### What to produce
How many of these lines hold the string "symbol"? Answer with the number only.
┏━━
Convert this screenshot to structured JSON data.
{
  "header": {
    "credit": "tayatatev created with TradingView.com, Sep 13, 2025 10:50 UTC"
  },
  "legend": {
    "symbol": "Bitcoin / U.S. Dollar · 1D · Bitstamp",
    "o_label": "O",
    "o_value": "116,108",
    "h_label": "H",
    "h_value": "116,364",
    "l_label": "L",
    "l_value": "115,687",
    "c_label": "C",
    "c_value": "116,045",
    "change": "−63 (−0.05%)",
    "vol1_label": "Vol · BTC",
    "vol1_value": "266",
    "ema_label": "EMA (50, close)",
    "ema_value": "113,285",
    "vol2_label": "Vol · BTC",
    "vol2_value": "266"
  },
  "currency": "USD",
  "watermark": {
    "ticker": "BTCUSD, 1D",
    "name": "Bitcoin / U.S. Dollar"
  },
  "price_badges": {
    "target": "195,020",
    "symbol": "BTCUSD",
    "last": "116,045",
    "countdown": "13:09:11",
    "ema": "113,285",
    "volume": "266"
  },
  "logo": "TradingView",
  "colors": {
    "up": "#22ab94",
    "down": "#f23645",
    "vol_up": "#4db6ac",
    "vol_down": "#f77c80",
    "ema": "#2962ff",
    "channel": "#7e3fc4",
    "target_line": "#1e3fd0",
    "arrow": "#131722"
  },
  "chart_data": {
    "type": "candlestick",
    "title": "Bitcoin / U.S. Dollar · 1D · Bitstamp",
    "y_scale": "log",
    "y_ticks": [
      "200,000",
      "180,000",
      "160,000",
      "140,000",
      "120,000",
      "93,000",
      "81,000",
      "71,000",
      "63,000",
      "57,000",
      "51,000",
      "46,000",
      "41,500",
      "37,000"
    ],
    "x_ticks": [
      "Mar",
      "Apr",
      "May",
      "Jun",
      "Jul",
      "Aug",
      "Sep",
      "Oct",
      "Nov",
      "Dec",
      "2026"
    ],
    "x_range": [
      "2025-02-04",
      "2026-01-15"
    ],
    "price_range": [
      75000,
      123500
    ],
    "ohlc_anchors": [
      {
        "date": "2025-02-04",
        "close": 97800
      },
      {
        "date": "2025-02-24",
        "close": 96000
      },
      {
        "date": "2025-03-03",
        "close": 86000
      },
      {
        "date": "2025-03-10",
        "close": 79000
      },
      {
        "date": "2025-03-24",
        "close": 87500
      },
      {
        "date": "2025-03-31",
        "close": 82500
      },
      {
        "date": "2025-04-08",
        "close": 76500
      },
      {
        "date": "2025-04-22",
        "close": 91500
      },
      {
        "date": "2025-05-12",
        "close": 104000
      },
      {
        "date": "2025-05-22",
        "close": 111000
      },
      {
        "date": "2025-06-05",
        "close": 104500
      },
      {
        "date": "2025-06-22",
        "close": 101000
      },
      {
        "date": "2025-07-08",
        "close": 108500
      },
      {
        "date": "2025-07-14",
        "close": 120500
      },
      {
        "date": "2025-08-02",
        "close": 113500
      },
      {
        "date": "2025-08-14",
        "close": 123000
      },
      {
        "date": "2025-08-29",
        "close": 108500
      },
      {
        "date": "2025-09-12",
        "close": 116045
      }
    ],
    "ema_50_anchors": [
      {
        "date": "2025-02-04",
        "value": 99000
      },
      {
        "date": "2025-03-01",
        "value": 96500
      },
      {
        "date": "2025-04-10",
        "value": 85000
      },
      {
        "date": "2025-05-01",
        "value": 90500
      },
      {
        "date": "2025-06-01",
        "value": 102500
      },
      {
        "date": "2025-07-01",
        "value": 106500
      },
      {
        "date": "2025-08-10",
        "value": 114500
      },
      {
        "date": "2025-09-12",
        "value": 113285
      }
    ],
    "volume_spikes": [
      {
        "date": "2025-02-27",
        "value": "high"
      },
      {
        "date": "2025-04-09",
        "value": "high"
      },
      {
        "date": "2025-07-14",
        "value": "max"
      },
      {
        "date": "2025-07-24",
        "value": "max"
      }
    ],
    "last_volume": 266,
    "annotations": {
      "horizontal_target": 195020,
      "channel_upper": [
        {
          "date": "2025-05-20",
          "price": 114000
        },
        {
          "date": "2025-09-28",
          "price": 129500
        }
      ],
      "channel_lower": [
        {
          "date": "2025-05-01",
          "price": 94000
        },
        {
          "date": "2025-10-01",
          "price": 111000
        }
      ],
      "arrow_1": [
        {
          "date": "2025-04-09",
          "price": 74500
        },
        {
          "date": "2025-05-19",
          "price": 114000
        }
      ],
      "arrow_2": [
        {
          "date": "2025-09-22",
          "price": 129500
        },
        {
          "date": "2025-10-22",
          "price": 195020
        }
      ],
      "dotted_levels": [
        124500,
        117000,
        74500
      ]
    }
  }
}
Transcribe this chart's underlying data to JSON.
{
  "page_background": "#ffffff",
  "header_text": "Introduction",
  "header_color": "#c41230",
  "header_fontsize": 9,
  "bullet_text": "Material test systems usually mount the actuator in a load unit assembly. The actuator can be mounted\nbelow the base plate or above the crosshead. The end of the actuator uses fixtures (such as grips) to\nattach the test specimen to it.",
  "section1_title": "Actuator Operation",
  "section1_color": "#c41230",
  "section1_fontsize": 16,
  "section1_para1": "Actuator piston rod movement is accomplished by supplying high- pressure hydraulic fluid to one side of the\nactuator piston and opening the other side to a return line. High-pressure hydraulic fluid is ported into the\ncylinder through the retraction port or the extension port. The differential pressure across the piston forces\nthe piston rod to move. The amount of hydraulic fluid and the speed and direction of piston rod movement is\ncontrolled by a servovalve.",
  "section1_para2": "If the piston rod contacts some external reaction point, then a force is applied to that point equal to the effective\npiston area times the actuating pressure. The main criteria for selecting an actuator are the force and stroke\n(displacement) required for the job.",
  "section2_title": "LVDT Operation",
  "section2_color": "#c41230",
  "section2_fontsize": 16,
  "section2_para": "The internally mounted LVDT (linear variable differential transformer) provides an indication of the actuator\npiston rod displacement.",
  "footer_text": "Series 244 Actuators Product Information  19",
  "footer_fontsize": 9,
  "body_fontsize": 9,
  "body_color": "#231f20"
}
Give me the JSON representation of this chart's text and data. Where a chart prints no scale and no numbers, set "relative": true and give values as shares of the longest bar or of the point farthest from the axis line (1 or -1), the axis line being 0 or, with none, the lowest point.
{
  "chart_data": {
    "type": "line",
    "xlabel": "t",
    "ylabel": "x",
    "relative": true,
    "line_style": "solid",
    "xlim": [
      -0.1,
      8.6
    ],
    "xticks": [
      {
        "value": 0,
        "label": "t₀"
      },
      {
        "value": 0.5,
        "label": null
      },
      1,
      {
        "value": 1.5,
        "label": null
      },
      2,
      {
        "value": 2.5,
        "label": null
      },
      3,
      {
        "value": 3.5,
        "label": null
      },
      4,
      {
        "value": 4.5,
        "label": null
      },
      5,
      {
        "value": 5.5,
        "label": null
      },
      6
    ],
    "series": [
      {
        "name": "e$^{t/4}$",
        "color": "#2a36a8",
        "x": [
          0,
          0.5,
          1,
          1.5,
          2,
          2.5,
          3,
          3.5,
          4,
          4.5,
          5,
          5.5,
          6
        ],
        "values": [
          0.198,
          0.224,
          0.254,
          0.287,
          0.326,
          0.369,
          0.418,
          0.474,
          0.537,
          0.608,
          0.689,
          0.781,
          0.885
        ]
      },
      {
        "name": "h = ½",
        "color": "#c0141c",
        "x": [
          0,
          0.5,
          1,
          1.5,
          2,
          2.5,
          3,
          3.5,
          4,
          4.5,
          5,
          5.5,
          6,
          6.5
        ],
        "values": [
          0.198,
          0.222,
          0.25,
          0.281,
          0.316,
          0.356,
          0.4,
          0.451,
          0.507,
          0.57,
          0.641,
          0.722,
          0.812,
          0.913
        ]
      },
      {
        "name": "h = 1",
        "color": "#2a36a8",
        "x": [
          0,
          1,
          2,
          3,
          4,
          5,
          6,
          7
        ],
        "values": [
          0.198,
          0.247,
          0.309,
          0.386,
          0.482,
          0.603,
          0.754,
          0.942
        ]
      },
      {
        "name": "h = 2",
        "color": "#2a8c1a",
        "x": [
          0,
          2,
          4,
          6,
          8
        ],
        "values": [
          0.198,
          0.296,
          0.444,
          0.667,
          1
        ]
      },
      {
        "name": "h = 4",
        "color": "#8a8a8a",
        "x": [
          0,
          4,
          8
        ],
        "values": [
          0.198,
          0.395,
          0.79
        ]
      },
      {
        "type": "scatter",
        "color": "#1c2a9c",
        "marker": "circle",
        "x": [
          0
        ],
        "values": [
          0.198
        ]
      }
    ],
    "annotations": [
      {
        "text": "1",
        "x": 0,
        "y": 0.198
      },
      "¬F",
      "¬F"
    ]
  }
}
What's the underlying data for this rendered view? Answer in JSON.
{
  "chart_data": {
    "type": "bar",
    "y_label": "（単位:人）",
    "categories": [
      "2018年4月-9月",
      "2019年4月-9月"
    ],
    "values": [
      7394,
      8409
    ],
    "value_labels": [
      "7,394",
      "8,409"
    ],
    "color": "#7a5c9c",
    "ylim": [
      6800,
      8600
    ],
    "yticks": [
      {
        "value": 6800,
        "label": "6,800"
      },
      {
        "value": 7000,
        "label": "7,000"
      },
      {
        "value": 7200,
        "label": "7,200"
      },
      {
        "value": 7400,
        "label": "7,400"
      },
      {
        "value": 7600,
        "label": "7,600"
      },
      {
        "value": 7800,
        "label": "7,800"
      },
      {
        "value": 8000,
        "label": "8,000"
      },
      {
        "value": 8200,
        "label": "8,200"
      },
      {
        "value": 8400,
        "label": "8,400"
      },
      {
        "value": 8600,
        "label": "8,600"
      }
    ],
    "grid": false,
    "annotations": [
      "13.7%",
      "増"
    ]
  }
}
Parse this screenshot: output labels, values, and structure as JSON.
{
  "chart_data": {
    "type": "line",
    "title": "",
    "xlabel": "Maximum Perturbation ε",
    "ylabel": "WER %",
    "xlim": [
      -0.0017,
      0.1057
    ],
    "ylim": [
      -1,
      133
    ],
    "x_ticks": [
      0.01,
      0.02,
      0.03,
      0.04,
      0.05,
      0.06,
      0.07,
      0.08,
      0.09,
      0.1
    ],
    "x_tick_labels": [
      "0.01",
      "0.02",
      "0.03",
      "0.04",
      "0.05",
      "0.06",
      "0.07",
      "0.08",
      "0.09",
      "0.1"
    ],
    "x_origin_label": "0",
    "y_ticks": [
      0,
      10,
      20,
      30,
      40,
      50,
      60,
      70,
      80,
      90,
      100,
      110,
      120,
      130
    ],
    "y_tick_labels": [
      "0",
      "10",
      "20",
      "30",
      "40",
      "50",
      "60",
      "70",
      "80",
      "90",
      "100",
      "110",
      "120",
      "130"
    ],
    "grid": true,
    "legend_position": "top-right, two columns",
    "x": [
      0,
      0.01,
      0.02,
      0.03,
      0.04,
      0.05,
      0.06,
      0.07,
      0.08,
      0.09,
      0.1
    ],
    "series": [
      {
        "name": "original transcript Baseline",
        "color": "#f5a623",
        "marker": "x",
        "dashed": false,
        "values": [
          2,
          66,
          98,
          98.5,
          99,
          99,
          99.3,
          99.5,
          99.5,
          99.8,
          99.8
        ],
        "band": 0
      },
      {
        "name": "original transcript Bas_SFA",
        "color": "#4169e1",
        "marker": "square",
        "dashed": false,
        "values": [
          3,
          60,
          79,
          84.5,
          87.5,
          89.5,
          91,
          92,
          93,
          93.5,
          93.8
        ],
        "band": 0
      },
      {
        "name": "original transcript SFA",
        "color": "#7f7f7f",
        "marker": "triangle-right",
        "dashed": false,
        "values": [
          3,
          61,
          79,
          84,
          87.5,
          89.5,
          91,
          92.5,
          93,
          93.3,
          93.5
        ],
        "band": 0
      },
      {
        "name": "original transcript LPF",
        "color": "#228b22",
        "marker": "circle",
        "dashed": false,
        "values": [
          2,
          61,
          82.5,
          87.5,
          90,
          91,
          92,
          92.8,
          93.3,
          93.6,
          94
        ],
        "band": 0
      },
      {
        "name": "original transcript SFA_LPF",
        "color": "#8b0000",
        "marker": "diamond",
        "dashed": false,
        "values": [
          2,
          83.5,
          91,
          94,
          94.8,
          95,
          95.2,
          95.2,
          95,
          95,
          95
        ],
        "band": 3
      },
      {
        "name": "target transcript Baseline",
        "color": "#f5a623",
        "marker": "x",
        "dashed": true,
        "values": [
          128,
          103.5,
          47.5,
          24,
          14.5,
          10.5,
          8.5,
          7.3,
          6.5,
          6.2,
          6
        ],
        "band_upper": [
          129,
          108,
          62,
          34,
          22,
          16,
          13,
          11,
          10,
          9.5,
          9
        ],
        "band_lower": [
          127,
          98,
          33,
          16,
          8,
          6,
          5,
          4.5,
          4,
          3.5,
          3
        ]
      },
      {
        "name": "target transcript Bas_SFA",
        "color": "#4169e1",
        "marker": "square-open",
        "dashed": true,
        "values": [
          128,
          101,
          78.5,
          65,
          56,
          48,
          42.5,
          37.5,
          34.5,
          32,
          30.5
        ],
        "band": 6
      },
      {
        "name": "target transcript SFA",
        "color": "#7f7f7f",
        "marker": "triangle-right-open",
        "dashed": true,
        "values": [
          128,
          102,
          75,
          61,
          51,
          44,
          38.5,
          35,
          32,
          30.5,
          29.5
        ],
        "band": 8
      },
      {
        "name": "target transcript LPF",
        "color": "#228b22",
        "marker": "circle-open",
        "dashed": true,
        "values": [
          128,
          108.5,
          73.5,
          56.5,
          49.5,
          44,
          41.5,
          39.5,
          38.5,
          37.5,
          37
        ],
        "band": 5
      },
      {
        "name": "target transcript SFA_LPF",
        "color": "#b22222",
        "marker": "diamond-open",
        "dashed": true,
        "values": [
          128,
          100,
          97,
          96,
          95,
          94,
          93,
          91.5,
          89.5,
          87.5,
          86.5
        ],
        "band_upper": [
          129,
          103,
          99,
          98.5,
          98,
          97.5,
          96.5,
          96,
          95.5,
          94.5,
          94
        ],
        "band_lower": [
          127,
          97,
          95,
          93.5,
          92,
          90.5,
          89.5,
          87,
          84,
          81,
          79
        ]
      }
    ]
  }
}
┗━━
### Solution to the exercise
2